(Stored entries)
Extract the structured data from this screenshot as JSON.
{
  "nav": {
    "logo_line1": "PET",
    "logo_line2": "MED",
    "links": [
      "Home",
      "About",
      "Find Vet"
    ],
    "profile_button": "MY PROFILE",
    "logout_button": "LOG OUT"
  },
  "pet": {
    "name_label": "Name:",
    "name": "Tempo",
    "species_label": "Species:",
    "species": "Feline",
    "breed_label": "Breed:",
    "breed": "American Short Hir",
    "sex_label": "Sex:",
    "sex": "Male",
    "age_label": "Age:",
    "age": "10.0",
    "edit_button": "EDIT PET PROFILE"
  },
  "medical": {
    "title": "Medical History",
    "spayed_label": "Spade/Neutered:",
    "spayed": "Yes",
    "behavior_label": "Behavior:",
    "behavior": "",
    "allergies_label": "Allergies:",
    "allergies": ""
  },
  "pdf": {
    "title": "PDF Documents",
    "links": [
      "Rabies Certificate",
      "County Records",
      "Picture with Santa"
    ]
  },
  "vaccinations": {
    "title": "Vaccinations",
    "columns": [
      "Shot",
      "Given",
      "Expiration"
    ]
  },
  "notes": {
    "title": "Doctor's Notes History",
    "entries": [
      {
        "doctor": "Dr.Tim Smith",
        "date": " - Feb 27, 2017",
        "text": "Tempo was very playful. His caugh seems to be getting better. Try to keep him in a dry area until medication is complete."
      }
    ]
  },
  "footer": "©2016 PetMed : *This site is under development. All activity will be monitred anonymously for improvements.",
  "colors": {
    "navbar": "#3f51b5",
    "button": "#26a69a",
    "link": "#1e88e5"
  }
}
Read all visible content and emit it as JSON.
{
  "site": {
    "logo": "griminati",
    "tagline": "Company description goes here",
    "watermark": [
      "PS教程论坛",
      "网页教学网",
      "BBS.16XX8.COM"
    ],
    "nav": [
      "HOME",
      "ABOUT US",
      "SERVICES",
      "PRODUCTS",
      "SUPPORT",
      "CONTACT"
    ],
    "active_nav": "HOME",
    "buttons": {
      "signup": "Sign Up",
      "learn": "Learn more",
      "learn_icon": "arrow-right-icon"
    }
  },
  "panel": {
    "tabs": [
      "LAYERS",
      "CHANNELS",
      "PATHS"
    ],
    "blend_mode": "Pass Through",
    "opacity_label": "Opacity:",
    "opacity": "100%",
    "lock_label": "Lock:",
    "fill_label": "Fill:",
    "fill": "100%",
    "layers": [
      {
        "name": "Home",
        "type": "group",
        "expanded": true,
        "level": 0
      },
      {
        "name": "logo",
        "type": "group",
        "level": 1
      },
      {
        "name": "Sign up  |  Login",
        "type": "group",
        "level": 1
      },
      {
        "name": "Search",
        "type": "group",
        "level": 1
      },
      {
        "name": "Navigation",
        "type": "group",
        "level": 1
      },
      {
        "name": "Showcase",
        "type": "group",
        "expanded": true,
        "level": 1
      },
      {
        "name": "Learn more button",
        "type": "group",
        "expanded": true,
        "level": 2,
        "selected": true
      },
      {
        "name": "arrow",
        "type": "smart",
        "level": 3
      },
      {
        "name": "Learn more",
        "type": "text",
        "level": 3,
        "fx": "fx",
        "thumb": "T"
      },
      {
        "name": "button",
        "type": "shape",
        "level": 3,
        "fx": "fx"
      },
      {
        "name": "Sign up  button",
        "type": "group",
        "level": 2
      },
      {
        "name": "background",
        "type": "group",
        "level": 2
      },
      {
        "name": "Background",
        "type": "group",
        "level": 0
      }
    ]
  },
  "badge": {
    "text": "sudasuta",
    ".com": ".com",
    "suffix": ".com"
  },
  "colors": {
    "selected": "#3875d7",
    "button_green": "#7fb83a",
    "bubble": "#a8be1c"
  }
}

> [The problem]: Each line above must be printed exactly as it appears.

> [Solution to this problem]:
Extract the structured data from this screenshot as JSON.
{
  "nav": {
    "logo_line1": "PET",
    "logo_line2": "MED",
    "links": [
      "Home",
      "About",
      "Find Vet"
    ],
    "profile_button": "MY PROFILE",
    "logout_button": "LOG OUT"
  },
  "pet": {
    "name_label": "Name:",
    "name": "Tempo",
    "species_label": "Species:",
    "species": "Feline",
    "breed_label": "Breed:",
    "breed": "American Short Hir",
    "sex_label": "Sex:",
    "sex": "Male",
    "age_label": "Age:",
    "age": "10.0",
    "edit_button": "EDIT PET PROFILE"
  },
  "medical": {
    "title": "Medical History",
    "spayed_label": "Spade/Neutered:",
    "spayed": "Yes",
    "behavior_label": "Behavior:",
    "behavior": "",
    "allergies_label": "Allergies:",
    "allergies": ""
  },
  "pdf": {
    "title": "PDF Documents",
    "links": [
      "Rabies Certificate",
      "County Records",
      "Picture with Santa"
    ]
  },
  "vaccinations": {
    "title": "Vaccinations",
    "columns": [
      "Shot",
      "Given",
      "Expiration"
    ]
  },
  "notes": {
    "title": "Doctor's Notes History",
    "entries": [
      {
        "doctor": "Dr.Tim Smith",
        "date": " - Feb 27, 2017",
        "text": "Tempo was very playful. His caugh seems to be getting better. Try to keep him in a dry area until medication is complete."
      }
    ]
  },
  "footer": "©2016 PetMed : *This site is under development. All activity will be monitred anonymously for improvements.",
  "colors": {
    "navbar": "#3f51b5",
    "button": "#26a69a",
    "link": "#1e88e5"
  }
}
Read all visible content and emit it as JSON.
{
  "site": {
    "logo": "griminati",
    "tagline": "Company description goes here",
    "watermark": [
      "PS教程论坛",
      "网页教学网",
      "BBS.16XX8.COM"
    ],
    "nav": [
      "HOME",
      "ABOUT US",
      "SERVICES",
      "PRODUCTS",
      "SUPPORT",
      "CONTACT"
    ],
    "active_nav": "HOME",
    "buttons": {
      "signup": "Sign Up",
      "learn": "Learn more",
      "learn_icon": "arrow-right-icon"
    }
  },
  "panel": {
    "tabs": [
      "LAYERS",
      "CHANNELS",
      "PATHS"
    ],
    "blend_mode": "Pass Through",
    "opacity_label": "Opacity:",
    "opacity": "100%",
    "lock_label": "Lock:",
    "fill_label": "Fill:",
    "fill": "100%",
    "layers": [
      {
        "name": "Home",
        "type": "group",
        "expanded": true,
        "level": 0
      },
      {
        "name": "logo",
        "type": "group",
        "level": 1
      },
      {
        "name": "Sign up  |  Login",
        "type": "group",
        "level": 1
      },
      {
        "name": "Search",
        "type": "group",
        "level": 1
      },
      {
        "name": "Navigation",
        "type": "group",
        "level": 1
      },
      {
        "name": "Showcase",
        "type": "group",
        "expanded": true,
        "level": 1
      },
      {
        "name": "Learn more button",
        "type": "group",
        "expanded": true,
        "level": 2,
        "selected": true
      },
      {
        "name": "arrow",
        "type": "smart",
        "level": 3
      },
      {
        "name": "Learn more",
        "type": "text",
        "level": 3,
        "fx": "fx",
        "thumb": "T"
      },
      {
        "name": "button",
        "type": "shape",
        "level": 3,
        "fx": "fx"
      },
      {
        "name": "Sign up  button",
        "type": "group",
        "level": 2
      },
      {
        "name": "background",
        "type": "group",
        "level": 2
      },
      {
        "name": "Background",
        "type": "group",
        "level": 0
      }
    ]
  },
  "badge": {
    "text": "sudasuta",
    ".com": ".com",
    "suffix": ".com"
  },
  "colors": {
    "selected": "#3875d7",
    "button_green": "#7fb83a",
    "bubble": "#a8be1c"
  }
}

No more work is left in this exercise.